In the entries below, find every line holding the string "甚至与真实资本的重置价格也不一定相等" and collect it.

• _Listing_:
☆ ☆ ☆
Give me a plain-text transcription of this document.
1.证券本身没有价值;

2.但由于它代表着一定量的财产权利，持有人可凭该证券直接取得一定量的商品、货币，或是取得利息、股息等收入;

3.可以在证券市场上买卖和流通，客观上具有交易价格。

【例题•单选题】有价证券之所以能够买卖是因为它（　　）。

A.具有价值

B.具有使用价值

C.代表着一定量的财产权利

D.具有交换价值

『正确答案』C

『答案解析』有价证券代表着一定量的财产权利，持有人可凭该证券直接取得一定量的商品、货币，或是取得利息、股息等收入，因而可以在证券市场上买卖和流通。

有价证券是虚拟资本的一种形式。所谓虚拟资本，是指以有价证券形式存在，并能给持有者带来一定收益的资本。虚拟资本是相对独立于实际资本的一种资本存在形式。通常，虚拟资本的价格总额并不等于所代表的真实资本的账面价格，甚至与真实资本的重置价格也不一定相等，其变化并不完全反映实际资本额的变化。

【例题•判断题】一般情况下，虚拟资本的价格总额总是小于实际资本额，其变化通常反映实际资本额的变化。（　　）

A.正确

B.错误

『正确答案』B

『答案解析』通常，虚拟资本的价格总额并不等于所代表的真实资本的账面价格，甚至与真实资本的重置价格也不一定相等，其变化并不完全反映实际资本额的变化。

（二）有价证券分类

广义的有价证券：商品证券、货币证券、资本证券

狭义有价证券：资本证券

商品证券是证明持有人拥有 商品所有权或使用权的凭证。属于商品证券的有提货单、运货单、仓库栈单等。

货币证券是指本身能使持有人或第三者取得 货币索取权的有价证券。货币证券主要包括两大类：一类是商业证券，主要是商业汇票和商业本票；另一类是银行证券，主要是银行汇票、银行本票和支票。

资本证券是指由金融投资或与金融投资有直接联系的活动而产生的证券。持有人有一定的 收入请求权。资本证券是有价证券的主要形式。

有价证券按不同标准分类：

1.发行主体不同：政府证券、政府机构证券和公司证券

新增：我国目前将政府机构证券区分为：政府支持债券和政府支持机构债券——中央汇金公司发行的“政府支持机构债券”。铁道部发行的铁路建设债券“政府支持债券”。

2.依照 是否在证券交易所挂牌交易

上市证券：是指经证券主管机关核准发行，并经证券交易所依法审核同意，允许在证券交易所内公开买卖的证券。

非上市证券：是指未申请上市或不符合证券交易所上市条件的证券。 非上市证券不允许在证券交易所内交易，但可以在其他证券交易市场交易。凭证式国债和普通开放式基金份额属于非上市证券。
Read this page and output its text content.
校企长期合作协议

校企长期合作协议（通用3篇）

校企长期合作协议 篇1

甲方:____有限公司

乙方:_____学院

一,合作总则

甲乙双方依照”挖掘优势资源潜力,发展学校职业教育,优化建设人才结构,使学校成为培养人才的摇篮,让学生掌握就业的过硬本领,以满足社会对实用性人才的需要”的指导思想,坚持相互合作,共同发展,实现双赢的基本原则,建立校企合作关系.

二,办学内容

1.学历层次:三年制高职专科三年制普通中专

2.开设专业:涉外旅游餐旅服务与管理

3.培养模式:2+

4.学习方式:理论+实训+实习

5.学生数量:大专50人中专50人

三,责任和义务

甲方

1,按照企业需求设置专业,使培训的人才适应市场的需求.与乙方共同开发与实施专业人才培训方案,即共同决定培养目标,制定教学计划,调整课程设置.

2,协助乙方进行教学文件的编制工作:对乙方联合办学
☆ ☆ ☆
• _Answer_:
有价证券是虚拟资本的一种形式。所谓虚拟资本，是指以有价证券形式存在，并能给持有者带来一定收益的资本。虚拟资本是相对独立于实际资本的一种资本存在形式。通常，虚拟资本的价格总额并不等于所代表的真实资本的账面价格，甚至与真实资本的重置价格也不一定相等，其变化并不完全反映实际资本额的变化。
『答案解析』通常，虚拟资本的价格总额并不等于所代表的真实资本的账面价格，甚至与真实资本的重置价格也不一定相等，其变化并不完全反映实际资本额的变化。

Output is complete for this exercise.